(Stored data)
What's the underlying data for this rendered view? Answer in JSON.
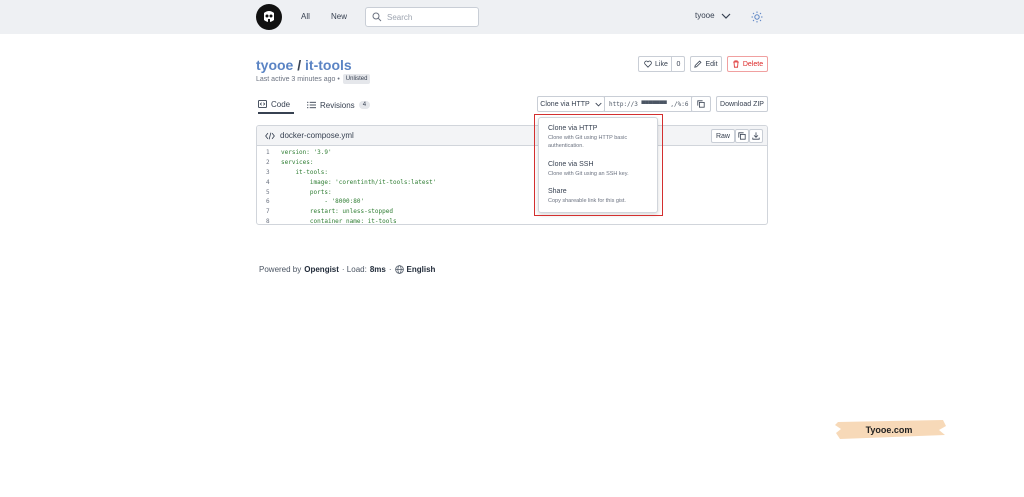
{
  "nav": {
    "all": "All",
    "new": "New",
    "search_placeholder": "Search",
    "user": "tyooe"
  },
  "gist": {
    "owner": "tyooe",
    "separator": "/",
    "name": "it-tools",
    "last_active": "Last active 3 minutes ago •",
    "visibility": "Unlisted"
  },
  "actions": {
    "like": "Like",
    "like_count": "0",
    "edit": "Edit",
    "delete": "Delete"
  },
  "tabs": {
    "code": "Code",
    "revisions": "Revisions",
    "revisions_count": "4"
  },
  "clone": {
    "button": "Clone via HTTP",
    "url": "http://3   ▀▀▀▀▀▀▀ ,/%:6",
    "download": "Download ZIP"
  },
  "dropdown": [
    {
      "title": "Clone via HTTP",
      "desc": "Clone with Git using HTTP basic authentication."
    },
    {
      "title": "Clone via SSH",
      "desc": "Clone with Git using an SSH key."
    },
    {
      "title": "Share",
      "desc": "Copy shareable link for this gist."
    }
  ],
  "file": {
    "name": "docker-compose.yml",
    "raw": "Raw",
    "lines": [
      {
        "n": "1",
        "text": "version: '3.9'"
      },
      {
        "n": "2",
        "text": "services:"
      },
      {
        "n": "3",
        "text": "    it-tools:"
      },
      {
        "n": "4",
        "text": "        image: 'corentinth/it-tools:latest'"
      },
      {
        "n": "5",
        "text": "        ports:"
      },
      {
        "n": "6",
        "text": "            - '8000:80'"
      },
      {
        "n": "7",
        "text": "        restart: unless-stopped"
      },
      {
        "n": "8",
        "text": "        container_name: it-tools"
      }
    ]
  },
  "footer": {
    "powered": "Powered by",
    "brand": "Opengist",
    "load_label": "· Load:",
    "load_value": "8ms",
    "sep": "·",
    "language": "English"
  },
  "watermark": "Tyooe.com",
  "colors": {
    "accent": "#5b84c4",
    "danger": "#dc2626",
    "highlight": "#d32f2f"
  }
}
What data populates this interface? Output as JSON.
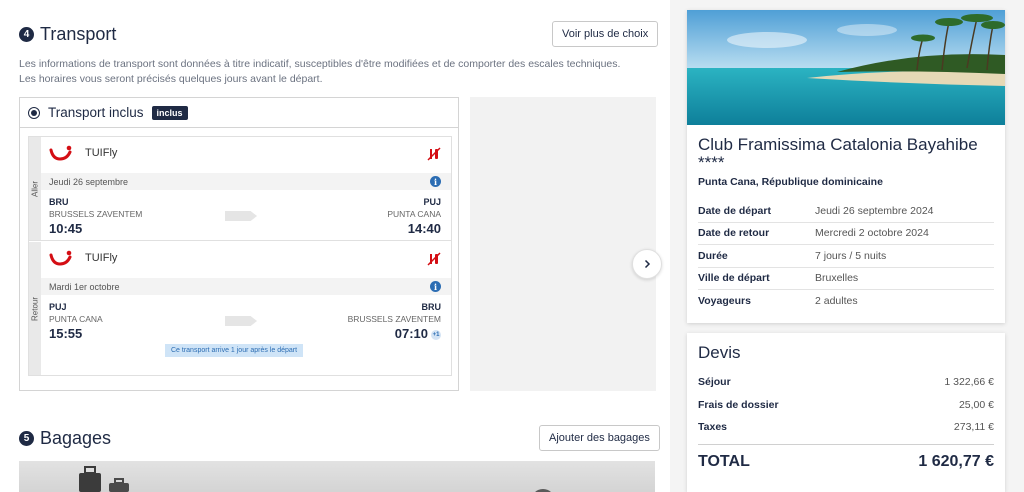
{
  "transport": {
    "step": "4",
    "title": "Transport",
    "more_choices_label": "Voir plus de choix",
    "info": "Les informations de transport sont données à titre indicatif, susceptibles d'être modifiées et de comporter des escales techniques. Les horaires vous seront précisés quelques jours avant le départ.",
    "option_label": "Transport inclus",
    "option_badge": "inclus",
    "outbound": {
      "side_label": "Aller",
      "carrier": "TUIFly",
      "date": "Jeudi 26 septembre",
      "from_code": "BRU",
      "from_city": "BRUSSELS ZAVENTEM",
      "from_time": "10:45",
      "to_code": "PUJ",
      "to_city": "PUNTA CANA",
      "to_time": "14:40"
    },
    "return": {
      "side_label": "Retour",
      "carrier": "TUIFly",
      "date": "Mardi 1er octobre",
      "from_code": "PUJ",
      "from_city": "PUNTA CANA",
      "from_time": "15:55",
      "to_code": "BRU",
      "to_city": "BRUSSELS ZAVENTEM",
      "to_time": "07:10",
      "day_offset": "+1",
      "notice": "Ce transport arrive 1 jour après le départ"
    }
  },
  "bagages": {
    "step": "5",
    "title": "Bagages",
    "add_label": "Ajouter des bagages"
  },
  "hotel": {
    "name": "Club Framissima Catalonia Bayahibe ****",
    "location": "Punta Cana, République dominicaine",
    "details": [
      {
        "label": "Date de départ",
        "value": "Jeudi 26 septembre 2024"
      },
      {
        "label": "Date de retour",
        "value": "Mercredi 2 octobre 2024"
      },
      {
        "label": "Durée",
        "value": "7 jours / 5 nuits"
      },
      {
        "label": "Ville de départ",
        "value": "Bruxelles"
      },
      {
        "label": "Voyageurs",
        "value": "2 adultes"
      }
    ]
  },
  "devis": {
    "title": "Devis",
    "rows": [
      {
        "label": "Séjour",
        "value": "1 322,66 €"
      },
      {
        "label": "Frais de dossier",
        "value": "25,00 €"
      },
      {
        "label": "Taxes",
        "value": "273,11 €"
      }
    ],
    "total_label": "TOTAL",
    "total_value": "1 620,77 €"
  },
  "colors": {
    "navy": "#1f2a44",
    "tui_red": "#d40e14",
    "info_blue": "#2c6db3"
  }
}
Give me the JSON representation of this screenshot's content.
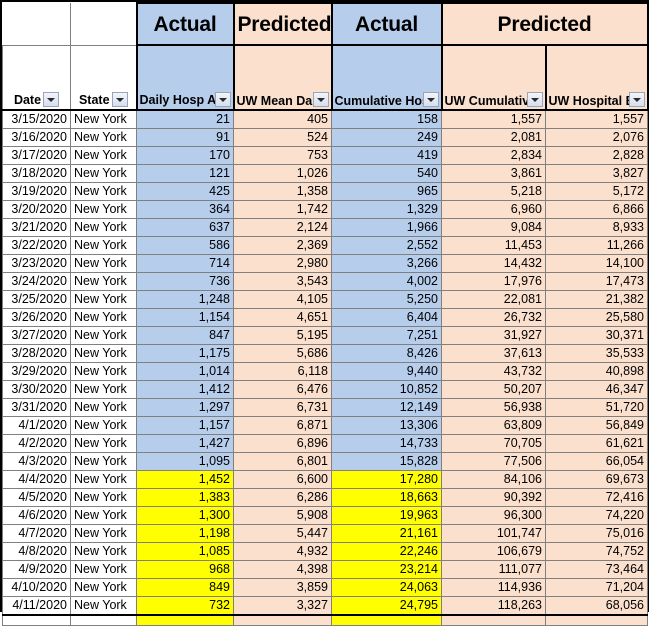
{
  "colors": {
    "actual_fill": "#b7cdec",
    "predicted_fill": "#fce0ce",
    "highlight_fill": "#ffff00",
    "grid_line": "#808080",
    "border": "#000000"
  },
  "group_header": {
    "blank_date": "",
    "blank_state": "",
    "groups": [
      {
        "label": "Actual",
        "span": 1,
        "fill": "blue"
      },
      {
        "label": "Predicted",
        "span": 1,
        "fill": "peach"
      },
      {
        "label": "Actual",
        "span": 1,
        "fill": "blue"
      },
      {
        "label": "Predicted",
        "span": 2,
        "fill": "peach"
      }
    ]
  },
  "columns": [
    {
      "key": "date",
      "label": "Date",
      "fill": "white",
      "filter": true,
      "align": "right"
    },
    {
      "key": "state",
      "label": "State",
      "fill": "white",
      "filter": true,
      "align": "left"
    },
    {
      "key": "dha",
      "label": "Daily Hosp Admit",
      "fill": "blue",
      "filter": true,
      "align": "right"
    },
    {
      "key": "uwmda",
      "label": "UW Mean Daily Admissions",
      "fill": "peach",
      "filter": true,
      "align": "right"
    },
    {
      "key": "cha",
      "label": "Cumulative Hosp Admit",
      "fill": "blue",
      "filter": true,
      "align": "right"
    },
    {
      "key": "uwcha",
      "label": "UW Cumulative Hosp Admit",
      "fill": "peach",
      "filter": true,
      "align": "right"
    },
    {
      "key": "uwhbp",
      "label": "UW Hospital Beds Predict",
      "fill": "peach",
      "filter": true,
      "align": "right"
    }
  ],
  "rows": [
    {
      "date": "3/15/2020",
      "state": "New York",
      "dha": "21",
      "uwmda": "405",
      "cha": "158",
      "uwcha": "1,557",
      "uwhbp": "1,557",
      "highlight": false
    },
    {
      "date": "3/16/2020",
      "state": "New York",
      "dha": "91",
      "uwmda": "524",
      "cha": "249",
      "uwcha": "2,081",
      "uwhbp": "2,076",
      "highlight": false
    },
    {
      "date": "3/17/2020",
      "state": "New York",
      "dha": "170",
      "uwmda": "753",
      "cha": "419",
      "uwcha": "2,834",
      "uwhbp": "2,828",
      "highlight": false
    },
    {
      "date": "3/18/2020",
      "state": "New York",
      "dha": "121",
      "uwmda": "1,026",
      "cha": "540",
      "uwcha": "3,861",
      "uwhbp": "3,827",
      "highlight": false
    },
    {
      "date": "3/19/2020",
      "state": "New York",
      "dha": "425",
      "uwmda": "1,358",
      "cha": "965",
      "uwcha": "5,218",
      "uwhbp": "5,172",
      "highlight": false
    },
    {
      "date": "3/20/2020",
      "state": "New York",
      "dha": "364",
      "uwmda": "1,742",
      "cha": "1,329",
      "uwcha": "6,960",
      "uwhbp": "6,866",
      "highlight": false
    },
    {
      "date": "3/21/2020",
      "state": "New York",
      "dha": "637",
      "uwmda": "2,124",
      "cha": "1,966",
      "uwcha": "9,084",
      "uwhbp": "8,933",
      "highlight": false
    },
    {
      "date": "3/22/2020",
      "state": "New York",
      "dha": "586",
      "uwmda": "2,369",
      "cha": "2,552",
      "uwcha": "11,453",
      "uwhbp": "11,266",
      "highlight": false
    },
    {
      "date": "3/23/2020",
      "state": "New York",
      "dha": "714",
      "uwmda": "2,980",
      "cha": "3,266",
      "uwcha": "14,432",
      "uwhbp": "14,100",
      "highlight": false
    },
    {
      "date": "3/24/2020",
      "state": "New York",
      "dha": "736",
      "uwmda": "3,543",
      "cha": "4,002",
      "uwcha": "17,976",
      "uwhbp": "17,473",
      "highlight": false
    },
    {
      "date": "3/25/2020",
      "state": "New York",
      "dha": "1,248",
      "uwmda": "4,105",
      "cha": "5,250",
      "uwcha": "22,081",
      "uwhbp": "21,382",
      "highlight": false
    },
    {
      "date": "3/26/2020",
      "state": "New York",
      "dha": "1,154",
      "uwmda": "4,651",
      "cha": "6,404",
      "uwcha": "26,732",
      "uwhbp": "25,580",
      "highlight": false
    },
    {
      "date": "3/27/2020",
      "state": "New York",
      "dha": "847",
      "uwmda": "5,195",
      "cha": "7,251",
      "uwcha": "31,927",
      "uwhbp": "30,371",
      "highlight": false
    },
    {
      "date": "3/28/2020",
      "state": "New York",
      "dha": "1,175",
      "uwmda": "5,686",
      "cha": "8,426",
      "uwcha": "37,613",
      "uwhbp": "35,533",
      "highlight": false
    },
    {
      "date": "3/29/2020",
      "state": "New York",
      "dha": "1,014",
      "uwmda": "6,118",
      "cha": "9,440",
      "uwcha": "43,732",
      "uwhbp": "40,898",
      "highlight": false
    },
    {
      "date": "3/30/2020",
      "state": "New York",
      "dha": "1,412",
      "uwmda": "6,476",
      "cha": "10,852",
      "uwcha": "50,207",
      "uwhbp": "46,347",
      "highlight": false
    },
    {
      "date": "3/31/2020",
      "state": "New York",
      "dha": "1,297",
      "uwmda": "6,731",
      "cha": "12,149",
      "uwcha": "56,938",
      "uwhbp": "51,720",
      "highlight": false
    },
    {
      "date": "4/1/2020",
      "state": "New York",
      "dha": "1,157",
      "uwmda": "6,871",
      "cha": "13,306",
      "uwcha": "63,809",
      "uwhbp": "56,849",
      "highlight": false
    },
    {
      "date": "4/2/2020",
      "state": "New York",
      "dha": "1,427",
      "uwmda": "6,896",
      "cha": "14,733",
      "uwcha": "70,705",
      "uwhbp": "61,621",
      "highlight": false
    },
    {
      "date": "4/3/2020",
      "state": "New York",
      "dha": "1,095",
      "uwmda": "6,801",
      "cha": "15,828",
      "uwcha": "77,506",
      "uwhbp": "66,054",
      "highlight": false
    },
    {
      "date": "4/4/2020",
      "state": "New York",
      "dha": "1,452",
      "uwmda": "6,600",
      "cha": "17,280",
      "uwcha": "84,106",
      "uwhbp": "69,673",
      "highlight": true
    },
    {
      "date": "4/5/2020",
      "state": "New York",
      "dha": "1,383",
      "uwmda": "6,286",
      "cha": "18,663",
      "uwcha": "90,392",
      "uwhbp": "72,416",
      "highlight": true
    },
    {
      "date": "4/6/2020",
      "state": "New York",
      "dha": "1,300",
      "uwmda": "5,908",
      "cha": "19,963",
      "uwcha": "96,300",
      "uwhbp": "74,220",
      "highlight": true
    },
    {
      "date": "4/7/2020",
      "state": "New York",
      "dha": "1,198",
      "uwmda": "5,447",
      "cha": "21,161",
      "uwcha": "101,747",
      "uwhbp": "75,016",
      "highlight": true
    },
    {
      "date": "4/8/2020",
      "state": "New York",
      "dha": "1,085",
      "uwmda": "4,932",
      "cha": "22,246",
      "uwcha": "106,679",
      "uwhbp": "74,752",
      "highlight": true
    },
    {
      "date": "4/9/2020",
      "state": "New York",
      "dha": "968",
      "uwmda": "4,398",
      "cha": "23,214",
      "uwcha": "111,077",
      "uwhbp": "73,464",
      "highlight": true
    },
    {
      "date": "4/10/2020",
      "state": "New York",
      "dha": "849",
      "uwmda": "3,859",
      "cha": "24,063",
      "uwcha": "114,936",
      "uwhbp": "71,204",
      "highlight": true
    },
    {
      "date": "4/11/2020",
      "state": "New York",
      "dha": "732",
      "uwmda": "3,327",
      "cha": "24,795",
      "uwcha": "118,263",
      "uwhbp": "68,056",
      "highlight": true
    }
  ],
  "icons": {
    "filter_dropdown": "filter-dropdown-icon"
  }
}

* **What to do**: Go through the entries above and copy every line containing "dropdown".

* **Result of the task**:
  "dropdown": [
    "filter_dropdown": "filter-dropdown-icon"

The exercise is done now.